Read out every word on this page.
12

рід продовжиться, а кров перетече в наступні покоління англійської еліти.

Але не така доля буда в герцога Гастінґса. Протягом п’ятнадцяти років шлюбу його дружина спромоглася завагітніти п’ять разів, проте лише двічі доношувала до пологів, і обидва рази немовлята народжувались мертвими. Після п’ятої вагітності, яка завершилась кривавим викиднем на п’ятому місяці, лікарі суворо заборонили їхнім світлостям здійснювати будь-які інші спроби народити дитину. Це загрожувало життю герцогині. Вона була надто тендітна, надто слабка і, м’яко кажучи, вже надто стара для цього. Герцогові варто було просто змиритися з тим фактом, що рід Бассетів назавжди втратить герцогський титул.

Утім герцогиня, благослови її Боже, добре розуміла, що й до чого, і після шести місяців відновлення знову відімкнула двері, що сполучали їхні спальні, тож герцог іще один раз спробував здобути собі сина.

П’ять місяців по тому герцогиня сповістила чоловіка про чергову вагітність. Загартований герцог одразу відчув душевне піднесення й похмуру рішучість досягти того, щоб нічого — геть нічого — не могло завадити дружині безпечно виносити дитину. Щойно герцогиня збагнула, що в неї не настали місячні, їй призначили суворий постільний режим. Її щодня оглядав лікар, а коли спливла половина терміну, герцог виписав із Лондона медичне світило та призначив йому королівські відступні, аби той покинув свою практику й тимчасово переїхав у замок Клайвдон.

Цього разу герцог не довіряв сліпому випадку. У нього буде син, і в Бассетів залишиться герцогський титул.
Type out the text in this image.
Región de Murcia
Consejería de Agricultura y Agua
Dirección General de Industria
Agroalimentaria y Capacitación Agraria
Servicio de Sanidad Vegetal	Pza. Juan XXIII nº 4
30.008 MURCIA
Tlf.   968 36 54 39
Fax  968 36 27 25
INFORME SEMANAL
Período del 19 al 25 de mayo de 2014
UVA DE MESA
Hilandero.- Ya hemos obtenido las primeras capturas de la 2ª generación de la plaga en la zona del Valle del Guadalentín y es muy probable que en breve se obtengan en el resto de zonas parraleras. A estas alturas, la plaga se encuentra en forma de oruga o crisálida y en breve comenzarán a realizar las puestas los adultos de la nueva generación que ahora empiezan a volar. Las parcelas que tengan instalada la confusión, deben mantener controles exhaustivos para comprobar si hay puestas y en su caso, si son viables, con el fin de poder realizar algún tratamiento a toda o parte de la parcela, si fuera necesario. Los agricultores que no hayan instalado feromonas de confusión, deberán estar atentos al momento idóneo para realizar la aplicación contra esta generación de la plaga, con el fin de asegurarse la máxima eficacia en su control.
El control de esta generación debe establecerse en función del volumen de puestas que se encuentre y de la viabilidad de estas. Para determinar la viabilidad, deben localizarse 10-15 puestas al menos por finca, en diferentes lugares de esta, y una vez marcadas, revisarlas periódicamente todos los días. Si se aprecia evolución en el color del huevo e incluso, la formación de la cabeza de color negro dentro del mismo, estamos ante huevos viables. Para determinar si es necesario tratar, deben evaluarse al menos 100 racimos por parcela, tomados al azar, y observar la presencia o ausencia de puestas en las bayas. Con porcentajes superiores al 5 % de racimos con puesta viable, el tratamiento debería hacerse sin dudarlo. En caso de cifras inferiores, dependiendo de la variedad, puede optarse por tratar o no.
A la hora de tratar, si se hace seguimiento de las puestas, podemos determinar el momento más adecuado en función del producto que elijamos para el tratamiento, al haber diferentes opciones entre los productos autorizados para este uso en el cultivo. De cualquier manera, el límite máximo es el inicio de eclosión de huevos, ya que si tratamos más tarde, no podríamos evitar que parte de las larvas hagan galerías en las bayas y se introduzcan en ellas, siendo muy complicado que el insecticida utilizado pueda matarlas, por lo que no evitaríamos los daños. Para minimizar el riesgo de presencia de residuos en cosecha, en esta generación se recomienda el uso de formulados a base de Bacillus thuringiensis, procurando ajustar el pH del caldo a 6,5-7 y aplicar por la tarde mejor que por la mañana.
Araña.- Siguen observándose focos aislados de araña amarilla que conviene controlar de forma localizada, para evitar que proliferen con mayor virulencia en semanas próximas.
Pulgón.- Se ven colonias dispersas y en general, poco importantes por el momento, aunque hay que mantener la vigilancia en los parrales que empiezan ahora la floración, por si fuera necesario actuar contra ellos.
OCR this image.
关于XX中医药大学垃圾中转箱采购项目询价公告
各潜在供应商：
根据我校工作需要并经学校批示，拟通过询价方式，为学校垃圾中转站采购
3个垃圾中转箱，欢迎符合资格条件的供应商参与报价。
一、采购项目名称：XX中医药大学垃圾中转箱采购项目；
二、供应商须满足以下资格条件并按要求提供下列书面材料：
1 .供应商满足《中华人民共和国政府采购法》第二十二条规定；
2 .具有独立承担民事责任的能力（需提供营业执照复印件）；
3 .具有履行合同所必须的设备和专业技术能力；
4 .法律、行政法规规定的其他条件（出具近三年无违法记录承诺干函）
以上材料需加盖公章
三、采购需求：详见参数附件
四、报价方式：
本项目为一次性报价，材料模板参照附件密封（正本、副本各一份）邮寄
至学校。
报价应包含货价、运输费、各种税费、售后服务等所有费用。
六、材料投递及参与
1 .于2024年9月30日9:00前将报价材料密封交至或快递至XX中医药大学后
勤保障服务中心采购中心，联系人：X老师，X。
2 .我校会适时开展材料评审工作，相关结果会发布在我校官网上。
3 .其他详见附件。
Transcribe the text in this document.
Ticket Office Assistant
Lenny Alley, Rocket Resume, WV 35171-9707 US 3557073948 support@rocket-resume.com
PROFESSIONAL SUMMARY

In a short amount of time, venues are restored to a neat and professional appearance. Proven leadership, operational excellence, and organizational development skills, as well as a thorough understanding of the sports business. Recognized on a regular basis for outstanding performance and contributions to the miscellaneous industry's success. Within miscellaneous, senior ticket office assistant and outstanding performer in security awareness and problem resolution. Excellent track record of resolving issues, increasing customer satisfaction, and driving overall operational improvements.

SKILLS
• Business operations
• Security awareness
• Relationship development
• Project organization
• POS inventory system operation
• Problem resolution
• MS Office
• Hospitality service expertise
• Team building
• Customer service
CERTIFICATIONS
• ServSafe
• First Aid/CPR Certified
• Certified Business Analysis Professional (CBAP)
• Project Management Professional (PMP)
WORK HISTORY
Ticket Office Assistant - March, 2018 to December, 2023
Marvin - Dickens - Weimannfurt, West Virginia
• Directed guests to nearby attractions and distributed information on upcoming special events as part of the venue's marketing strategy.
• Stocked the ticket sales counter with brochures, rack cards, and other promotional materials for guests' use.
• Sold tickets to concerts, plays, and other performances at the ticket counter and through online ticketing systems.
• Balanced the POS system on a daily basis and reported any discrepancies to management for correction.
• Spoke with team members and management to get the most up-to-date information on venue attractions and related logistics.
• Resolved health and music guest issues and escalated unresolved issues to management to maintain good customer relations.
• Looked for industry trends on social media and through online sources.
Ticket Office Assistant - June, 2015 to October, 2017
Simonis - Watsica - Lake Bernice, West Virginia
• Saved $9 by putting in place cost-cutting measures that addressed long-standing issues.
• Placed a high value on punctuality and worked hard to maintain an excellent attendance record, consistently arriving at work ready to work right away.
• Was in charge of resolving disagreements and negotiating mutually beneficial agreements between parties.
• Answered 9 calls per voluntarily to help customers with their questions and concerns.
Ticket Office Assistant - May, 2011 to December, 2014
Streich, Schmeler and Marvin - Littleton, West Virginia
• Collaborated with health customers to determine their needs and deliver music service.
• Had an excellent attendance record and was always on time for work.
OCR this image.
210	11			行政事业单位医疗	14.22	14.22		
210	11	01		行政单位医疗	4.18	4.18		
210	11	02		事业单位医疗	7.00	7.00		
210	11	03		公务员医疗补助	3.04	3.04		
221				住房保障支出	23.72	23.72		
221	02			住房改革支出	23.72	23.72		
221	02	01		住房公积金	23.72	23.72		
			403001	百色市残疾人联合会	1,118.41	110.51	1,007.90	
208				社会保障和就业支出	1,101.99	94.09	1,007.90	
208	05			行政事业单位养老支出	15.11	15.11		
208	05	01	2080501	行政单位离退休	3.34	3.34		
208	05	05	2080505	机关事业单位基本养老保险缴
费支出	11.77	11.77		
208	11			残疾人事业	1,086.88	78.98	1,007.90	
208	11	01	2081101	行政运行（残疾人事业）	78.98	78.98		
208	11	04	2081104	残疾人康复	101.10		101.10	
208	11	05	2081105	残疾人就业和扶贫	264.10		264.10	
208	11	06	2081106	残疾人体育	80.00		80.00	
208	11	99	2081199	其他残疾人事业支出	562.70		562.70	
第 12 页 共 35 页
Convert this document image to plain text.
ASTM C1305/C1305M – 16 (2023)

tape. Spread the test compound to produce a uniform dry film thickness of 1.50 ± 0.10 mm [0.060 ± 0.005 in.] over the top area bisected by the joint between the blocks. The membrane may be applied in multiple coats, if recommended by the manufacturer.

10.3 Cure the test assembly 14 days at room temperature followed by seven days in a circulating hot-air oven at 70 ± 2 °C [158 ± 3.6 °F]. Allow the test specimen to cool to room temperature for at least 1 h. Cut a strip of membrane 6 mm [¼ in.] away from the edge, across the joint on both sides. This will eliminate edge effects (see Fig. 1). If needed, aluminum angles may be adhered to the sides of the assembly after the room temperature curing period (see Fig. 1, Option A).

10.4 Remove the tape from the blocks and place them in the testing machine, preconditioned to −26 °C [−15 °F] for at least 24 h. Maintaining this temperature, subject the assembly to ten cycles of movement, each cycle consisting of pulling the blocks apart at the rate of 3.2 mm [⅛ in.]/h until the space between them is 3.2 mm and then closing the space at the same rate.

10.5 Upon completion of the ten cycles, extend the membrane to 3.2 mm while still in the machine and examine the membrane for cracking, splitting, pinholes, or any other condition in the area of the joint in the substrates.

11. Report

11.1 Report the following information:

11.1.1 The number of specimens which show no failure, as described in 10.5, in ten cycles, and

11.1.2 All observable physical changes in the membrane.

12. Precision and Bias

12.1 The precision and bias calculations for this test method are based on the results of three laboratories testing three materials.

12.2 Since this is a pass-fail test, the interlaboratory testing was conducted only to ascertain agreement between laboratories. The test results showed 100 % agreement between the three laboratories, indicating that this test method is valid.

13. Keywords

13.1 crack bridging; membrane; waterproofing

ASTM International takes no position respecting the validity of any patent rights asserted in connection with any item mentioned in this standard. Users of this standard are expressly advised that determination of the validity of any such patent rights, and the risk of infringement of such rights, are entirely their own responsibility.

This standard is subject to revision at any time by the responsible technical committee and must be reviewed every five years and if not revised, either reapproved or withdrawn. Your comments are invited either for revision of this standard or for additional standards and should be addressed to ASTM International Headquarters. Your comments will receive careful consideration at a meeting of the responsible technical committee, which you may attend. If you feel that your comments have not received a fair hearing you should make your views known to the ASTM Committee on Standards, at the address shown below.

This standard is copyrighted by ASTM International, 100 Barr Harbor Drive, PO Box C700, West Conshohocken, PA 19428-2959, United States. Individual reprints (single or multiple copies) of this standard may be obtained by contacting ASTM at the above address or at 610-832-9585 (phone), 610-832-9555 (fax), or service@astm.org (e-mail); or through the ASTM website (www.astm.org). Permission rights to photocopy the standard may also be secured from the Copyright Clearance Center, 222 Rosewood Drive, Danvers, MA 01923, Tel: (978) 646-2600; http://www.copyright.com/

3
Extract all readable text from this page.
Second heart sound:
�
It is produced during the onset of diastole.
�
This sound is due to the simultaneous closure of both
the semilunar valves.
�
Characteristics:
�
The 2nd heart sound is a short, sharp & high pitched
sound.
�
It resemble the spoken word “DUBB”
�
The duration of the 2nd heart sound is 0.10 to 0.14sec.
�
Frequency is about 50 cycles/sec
● ● ● ● ●
■ **WHAT IS REQUIRED**:
Pull out every line in the data above that has the word "attendance".

■ **OUTPUT BELOW**:
• Placed a high value on punctuality and worked hard to maintain an excellent attendance record, consistently arriving at work ready to work right away.
• Had an excellent attendance record and was always on time for work.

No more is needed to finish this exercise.